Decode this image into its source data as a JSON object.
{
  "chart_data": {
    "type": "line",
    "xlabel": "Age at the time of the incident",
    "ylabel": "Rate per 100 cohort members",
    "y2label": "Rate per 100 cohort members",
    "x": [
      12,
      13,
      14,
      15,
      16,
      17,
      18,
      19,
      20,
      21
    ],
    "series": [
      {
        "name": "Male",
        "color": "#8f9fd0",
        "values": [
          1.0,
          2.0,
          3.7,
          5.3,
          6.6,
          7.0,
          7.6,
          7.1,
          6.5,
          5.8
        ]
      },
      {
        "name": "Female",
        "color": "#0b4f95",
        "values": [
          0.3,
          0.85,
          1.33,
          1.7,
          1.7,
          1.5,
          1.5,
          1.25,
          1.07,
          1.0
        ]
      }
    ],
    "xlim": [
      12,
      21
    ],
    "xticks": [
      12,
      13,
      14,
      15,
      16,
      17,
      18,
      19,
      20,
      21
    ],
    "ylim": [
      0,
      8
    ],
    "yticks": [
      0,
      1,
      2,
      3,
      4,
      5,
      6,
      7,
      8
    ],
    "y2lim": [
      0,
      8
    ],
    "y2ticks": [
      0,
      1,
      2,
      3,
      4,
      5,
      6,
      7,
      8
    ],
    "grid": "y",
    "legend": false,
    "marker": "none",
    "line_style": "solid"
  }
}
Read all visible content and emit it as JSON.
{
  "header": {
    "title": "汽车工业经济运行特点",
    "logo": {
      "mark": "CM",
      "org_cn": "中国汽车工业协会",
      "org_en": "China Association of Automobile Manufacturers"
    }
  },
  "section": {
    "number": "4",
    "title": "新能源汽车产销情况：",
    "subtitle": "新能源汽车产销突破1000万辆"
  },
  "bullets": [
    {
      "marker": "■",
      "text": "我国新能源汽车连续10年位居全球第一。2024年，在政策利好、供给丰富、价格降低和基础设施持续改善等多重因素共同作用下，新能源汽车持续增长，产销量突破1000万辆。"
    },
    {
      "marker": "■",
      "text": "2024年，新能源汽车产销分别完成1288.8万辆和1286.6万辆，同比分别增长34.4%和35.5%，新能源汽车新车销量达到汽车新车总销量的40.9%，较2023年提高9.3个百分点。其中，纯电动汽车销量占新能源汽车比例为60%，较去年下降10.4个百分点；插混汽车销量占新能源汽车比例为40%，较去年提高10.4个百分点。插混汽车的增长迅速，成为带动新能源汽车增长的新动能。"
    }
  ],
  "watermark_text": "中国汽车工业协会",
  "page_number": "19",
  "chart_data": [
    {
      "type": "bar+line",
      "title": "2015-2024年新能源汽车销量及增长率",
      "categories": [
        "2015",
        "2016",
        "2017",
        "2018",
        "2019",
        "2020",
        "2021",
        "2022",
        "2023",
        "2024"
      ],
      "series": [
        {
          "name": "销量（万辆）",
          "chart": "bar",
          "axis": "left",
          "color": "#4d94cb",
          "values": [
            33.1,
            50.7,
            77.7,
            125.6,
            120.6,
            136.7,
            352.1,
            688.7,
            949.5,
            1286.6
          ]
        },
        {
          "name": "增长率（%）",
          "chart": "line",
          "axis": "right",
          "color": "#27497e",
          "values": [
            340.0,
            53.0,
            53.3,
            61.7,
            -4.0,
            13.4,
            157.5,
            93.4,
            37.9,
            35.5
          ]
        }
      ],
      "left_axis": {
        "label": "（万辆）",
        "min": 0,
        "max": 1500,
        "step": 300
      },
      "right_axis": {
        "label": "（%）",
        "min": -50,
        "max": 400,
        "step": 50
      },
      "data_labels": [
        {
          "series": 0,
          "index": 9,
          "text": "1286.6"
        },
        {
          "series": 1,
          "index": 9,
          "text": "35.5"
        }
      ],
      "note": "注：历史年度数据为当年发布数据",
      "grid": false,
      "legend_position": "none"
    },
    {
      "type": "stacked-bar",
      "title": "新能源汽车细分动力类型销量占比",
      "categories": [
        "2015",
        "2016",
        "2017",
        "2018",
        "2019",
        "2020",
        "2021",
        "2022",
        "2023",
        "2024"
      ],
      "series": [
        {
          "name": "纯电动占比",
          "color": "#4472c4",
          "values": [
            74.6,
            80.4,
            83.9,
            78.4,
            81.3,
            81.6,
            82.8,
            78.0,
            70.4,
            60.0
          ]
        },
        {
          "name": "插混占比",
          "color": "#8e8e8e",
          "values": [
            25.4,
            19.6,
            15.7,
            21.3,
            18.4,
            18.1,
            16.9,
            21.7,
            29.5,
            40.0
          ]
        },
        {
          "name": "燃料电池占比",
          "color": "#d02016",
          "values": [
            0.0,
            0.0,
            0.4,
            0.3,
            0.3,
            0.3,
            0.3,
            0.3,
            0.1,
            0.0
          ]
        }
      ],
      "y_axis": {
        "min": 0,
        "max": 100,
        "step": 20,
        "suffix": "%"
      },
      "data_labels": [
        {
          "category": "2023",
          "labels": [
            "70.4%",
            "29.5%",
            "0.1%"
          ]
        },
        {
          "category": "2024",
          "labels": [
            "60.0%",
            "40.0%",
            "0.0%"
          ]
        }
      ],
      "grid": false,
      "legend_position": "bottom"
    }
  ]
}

AIM: Reproduce every line of the listing above in which the string "members" appears.

TASK OUTPUT:
    "ylabel": "Rate per 100 cohort members",
    "y2label": "Rate per 100 cohort members",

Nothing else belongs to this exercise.